= The request =
Copy out the whole listing exactly as written, leaving the pictures behind.

= Extracted material =
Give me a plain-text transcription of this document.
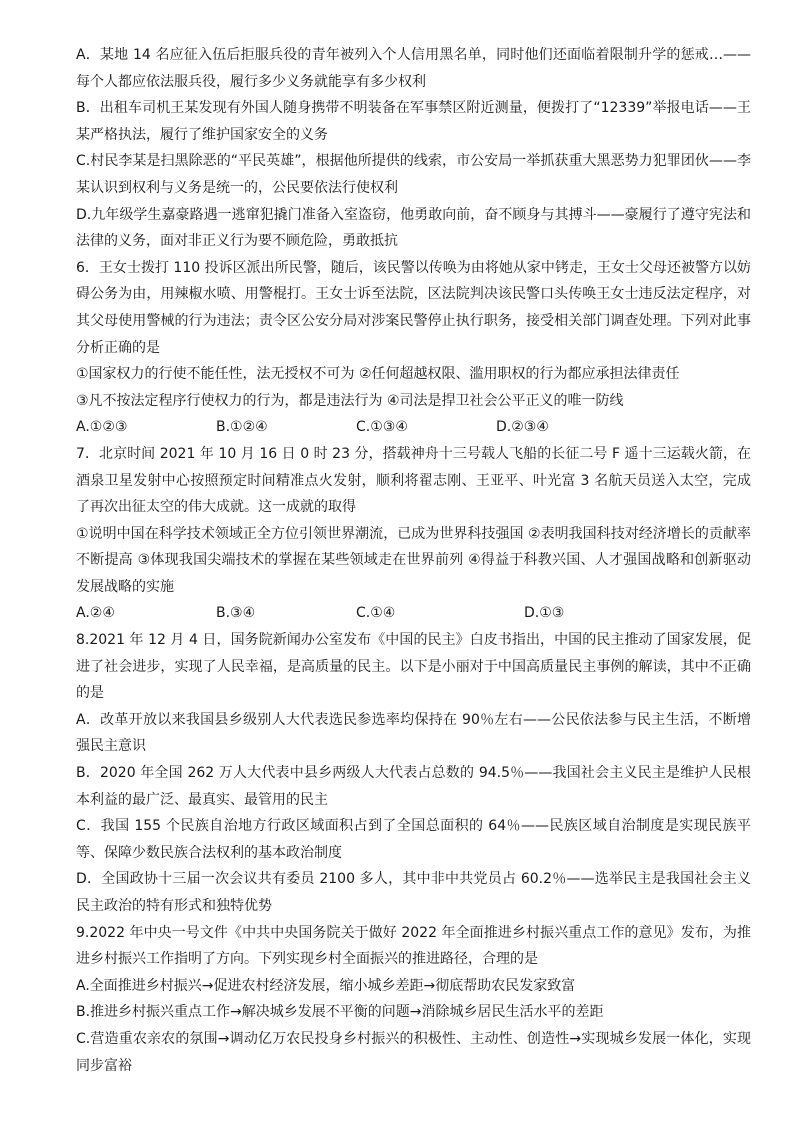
A．某地 14 名应征入伍后拒服兵役的青年被列入个人信用黑名单，同时他们还面临着限制升学的惩戒…——每个人都应依法服兵役，履行多少义务就能享有多少权利

B．出租车司机王某发现有外国人随身携带不明装备在军事禁区附近测量，便拨打了“12339”举报电话——王某严格执法，履行了维护国家安全的义务

C.村民李某是扫黑除恶的“平民英雄”，根据他所提供的线索，市公安局一举抓获重大黑恶势力犯罪团伙——李某认识到权利与义务是统一的，公民要依法行使权利

D.九年级学生嘉豪路遇一逃窜犯撬门准备入室盗窃，他勇敢向前，奋不顾身与其搏斗——豪履行了遵守宪法和法律的义务，面对非正义行为要不顾危险，勇敢抵抗

6．王女士拨打 110 投诉区派出所民警，随后，该民警以传唤为由将她从家中铐走，王女士父母还被警方以妨碍公务为由，用辣椒水喷、用警棍打。王女士诉至法院，区法院判决该民警口头传唤王女士违反法定程序，对其父母使用警械的行为违法；责令区公安分局对涉案民警停止执行职务，接受相关部门调查处理。下列对此事分析正确的是

①国家权力的行使不能任性，法无授权不可为 ②任何超越权限、滥用职权的行为都应承担法律责任

③凡不按法定程序行使权力的行为，都是违法行为 ④司法是捍卫社会公平正义的唯一防线

A.①②③	B.①②④	C.①③④	D.②③④

7．北京时间 2021 年 10 月 16 日 0 时 23 分，搭载神舟十三号载人飞船的长征二号 F 遥十三运载火箭，在酒泉卫星发射中心按照预定时间精准点火发射，顺利将翟志刚、王亚平、叶光富 3 名航天员送入太空，完成了再次出征太空的伟大成就。这一成就的取得

①说明中国在科学技术领域正全方位引领世界潮流，已成为世界科技强国 ②表明我国科技对经济增长的贡献率不断提高 ③体现我国尖端技术的掌握在某些领域走在世界前列 ④得益于科教兴国、人才强国战略和创新驱动发展战略的实施

A.②④	B.③④	C.①④	D.①③

8.2021 年 12 月 4 日，国务院新闻办公室发布《中国的民主》白皮书指出，中国的民主推动了国家发展，促进了社会进步，实现了人民幸福，是高质量的民主。以下是小丽对于中国高质量民主事例的解读，其中不正确的是

A．改革开放以来我国县乡级别人大代表选民参选率均保持在 90％左右——公民依法参与民主生活，不断增强民主意识

B．2020 年全国 262 万人大代表中县乡两级人大代表占总数的 94.5％——我国社会主义民主是维护人民根本利益的最广泛、最真实、最管用的民主

C．我国 155 个民族自治地方行政区域面积占到了全国总面积的 64％——民族区域自治制度是实现民族平等、保障少数民族合法权利的基本政治制度

D．全国政协十三届一次会议共有委员 2100 多人，其中非中共党员占 60.2％——选举民主是我国社会主义民主政治的特有形式和独特优势

9.2022 年中央一号文件《中共中央国务院关于做好 2022 年全面推进乡村振兴重点工作的意见》发布，为推进乡村振兴工作指明了方向。下列实现乡村全面振兴的推进路径，合理的是

A.全面推进乡村振兴→促进农村经济发展，缩小城乡差距→彻底帮助农民发家致富

B.推进乡村振兴重点工作→解决城乡发展不平衡的问题→消除城乡居民生活水平的差距

C.营造重农亲农的氛围→调动亿万农民投身乡村振兴的积极性、主动性、创造性→实现城乡发展一体化，实现同步富裕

= Task result =
Give me a plain-text transcription of this document.
A．某地 14 名应征入伍后拒服兵役的青年被列入个人信用黑名单，同时他们还面临着限制升学的惩戒…——每个人都应依法服兵役，履行多少义务就能享有多少权利

B．出租车司机王某发现有外国人随身携带不明装备在军事禁区附近测量，便拨打了“12339”举报电话——王某严格执法，履行了维护国家安全的义务

C.村民李某是扫黑除恶的“平民英雄”，根据他所提供的线索，市公安局一举抓获重大黑恶势力犯罪团伙——李某认识到权利与义务是统一的，公民要依法行使权利

D.九年级学生嘉豪路遇一逃窜犯撬门准备入室盗窃，他勇敢向前，奋不顾身与其搏斗——豪履行了遵守宪法和法律的义务，面对非正义行为要不顾危险，勇敢抵抗

6．王女士拨打 110 投诉区派出所民警，随后，该民警以传唤为由将她从家中铐走，王女士父母还被警方以妨碍公务为由，用辣椒水喷、用警棍打。王女士诉至法院，区法院判决该民警口头传唤王女士违反法定程序，对其父母使用警械的行为违法；责令区公安分局对涉案民警停止执行职务，接受相关部门调查处理。下列对此事分析正确的是

①国家权力的行使不能任性，法无授权不可为 ②任何超越权限、滥用职权的行为都应承担法律责任

③凡不按法定程序行使权力的行为，都是违法行为 ④司法是捍卫社会公平正义的唯一防线

A.①②③	B.①②④	C.①③④	D.②③④

7．北京时间 2021 年 10 月 16 日 0 时 23 分，搭载神舟十三号载人飞船的长征二号 F 遥十三运载火箭，在酒泉卫星发射中心按照预定时间精准点火发射，顺利将翟志刚、王亚平、叶光富 3 名航天员送入太空，完成了再次出征太空的伟大成就。这一成就的取得

①说明中国在科学技术领域正全方位引领世界潮流，已成为世界科技强国 ②表明我国科技对经济增长的贡献率不断提高 ③体现我国尖端技术的掌握在某些领域走在世界前列 ④得益于科教兴国、人才强国战略和创新驱动发展战略的实施

A.②④	B.③④	C.①④	D.①③

8.2021 年 12 月 4 日，国务院新闻办公室发布《中国的民主》白皮书指出，中国的民主推动了国家发展，促进了社会进步，实现了人民幸福，是高质量的民主。以下是小丽对于中国高质量民主事例的解读，其中不正确的是

A．改革开放以来我国县乡级别人大代表选民参选率均保持在 90％左右——公民依法参与民主生活，不断增强民主意识

B．2020 年全国 262 万人大代表中县乡两级人大代表占总数的 94.5％——我国社会主义民主是维护人民根本利益的最广泛、最真实、最管用的民主

C．我国 155 个民族自治地方行政区域面积占到了全国总面积的 64％——民族区域自治制度是实现民族平等、保障少数民族合法权利的基本政治制度

D．全国政协十三届一次会议共有委员 2100 多人，其中非中共党员占 60.2％——选举民主是我国社会主义民主政治的特有形式和独特优势

9.2022 年中央一号文件《中共中央国务院关于做好 2022 年全面推进乡村振兴重点工作的意见》发布，为推进乡村振兴工作指明了方向。下列实现乡村全面振兴的推进路径，合理的是

A.全面推进乡村振兴→促进农村经济发展，缩小城乡差距→彻底帮助农民发家致富

B.推进乡村振兴重点工作→解决城乡发展不平衡的问题→消除城乡居民生活水平的差距

C.营造重农亲农的氛围→调动亿万农民投身乡村振兴的积极性、主动性、创造性→实现城乡发展一体化，实现同步富裕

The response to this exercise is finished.